SHORT EXERCISE
All of the records below should be output exactly.

STORED RECORDS

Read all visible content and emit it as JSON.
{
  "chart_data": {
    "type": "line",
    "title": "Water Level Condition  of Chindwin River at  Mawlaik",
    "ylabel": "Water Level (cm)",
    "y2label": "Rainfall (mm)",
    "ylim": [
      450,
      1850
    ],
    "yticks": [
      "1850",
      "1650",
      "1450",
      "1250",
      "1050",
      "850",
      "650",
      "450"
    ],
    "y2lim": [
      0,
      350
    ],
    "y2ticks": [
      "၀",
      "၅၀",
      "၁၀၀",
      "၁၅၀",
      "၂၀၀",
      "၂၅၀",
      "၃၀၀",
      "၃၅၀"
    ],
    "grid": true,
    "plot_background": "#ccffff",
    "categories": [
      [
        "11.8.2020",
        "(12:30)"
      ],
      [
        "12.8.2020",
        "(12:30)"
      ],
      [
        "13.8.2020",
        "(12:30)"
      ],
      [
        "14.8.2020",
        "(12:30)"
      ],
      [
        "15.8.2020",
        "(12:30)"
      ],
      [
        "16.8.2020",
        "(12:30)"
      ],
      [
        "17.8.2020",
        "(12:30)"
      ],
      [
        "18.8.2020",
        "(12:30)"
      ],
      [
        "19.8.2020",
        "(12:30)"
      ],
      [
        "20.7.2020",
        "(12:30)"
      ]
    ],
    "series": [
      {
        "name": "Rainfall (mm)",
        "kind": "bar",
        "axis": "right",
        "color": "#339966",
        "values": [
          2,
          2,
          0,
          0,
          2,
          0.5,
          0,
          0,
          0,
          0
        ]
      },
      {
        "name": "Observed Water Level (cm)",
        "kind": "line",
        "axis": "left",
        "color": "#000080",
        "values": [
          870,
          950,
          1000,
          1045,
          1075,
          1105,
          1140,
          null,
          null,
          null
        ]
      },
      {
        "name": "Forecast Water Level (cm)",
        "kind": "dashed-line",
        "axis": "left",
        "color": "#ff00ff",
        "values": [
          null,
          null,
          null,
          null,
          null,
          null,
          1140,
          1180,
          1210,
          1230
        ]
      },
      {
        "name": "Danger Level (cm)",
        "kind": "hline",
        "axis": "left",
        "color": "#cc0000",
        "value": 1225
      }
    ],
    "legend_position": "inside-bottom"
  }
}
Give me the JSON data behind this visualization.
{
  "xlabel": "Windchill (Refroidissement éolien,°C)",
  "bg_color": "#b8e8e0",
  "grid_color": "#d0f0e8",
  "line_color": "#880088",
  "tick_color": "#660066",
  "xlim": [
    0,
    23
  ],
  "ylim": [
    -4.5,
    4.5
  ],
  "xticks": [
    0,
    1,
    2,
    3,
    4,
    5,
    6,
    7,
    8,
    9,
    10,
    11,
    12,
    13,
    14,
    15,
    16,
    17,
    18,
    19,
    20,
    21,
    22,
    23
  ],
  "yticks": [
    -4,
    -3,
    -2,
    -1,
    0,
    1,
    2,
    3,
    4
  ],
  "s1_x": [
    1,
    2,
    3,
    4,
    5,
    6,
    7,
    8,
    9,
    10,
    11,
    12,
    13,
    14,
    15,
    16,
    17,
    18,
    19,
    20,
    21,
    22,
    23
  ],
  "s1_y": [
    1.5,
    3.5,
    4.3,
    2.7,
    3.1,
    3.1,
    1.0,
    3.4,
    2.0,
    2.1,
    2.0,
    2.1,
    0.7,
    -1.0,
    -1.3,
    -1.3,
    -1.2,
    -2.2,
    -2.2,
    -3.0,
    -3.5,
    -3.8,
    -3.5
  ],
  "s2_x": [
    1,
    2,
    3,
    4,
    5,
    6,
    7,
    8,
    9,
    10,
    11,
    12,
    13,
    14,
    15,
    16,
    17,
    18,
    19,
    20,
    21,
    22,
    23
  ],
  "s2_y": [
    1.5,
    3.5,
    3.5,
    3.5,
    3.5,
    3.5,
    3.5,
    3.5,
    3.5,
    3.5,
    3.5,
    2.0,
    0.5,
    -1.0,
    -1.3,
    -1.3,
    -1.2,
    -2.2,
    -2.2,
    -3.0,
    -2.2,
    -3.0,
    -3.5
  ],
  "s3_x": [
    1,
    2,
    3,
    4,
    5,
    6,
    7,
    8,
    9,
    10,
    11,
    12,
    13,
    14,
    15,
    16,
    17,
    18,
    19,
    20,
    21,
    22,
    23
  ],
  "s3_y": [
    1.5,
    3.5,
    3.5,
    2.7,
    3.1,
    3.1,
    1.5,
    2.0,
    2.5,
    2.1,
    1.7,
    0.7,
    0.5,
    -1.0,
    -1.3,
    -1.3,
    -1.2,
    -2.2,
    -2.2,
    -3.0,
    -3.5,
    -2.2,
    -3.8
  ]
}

ANSWER FOR THIS EXERCISE
Read all visible content and emit it as JSON.
{
  "chart_data": {
    "type": "line",
    "title": "Water Level Condition  of Chindwin River at  Mawlaik",
    "ylabel": "Water Level (cm)",
    "y2label": "Rainfall (mm)",
    "ylim": [
      450,
      1850
    ],
    "yticks": [
      "1850",
      "1650",
      "1450",
      "1250",
      "1050",
      "850",
      "650",
      "450"
    ],
    "y2lim": [
      0,
      350
    ],
    "y2ticks": [
      "၀",
      "၅၀",
      "၁၀၀",
      "၁၅၀",
      "၂၀၀",
      "၂၅၀",
      "၃၀၀",
      "၃၅၀"
    ],
    "grid": true,
    "plot_background": "#ccffff",
    "categories": [
      [
        "11.8.2020",
        "(12:30)"
      ],
      [
        "12.8.2020",
        "(12:30)"
      ],
      [
        "13.8.2020",
        "(12:30)"
      ],
      [
        "14.8.2020",
        "(12:30)"
      ],
      [
        "15.8.2020",
        "(12:30)"
      ],
      [
        "16.8.2020",
        "(12:30)"
      ],
      [
        "17.8.2020",
        "(12:30)"
      ],
      [
        "18.8.2020",
        "(12:30)"
      ],
      [
        "19.8.2020",
        "(12:30)"
      ],
      [
        "20.7.2020",
        "(12:30)"
      ]
    ],
    "series": [
      {
        "name": "Rainfall (mm)",
        "kind": "bar",
        "axis": "right",
        "color": "#339966",
        "values": [
          2,
          2,
          0,
          0,
          2,
          0.5,
          0,
          0,
          0,
          0
        ]
      },
      {
        "name": "Observed Water Level (cm)",
        "kind": "line",
        "axis": "left",
        "color": "#000080",
        "values": [
          870,
          950,
          1000,
          1045,
          1075,
          1105,
          1140,
          null,
          null,
          null
        ]
      },
      {
        "name": "Forecast Water Level (cm)",
        "kind": "dashed-line",
        "axis": "left",
        "color": "#ff00ff",
        "values": [
          null,
          null,
          null,
          null,
          null,
          null,
          1140,
          1180,
          1210,
          1230
        ]
      },
      {
        "name": "Danger Level (cm)",
        "kind": "hline",
        "axis": "left",
        "color": "#cc0000",
        "value": 1225
      }
    ],
    "legend_position": "inside-bottom"
  }
}
Give me the JSON data behind this visualization.
{
  "xlabel": "Windchill (Refroidissement éolien,°C)",
  "bg_color": "#b8e8e0",
  "grid_color": "#d0f0e8",
  "line_color": "#880088",
  "tick_color": "#660066",
  "xlim": [
    0,
    23
  ],
  "ylim": [
    -4.5,
    4.5
  ],
  "xticks": [
    0,
    1,
    2,
    3,
    4,
    5,
    6,
    7,
    8,
    9,
    10,
    11,
    12,
    13,
    14,
    15,
    16,
    17,
    18,
    19,
    20,
    21,
    22,
    23
  ],
  "yticks": [
    -4,
    -3,
    -2,
    -1,
    0,
    1,
    2,
    3,
    4
  ],
  "s1_x": [
    1,
    2,
    3,
    4,
    5,
    6,
    7,
    8,
    9,
    10,
    11,
    12,
    13,
    14,
    15,
    16,
    17,
    18,
    19,
    20,
    21,
    22,
    23
  ],
  "s1_y": [
    1.5,
    3.5,
    4.3,
    2.7,
    3.1,
    3.1,
    1.0,
    3.4,
    2.0,
    2.1,
    2.0,
    2.1,
    0.7,
    -1.0,
    -1.3,
    -1.3,
    -1.2,
    -2.2,
    -2.2,
    -3.0,
    -3.5,
    -3.8,
    -3.5
  ],
  "s2_x": [
    1,
    2,
    3,
    4,
    5,
    6,
    7,
    8,
    9,
    10,
    11,
    12,
    13,
    14,
    15,
    16,
    17,
    18,
    19,
    20,
    21,
    22,
    23
  ],
  "s2_y": [
    1.5,
    3.5,
    3.5,
    3.5,
    3.5,
    3.5,
    3.5,
    3.5,
    3.5,
    3.5,
    3.5,
    2.0,
    0.5,
    -1.0,
    -1.3,
    -1.3,
    -1.2,
    -2.2,
    -2.2,
    -3.0,
    -2.2,
    -3.0,
    -3.5
  ],
  "s3_x": [
    1,
    2,
    3,
    4,
    5,
    6,
    7,
    8,
    9,
    10,
    11,
    12,
    13,
    14,
    15,
    16,
    17,
    18,
    19,
    20,
    21,
    22,
    23
  ],
  "s3_y": [
    1.5,
    3.5,
    3.5,
    2.7,
    3.1,
    3.1,
    1.5,
    2.0,
    2.5,
    2.1,
    1.7,
    0.7,
    0.5,
    -1.0,
    -1.3,
    -1.3,
    -1.2,
    -2.2,
    -2.2,
    -3.0,
    -3.5,
    -2.2,
    -3.8
  ]
}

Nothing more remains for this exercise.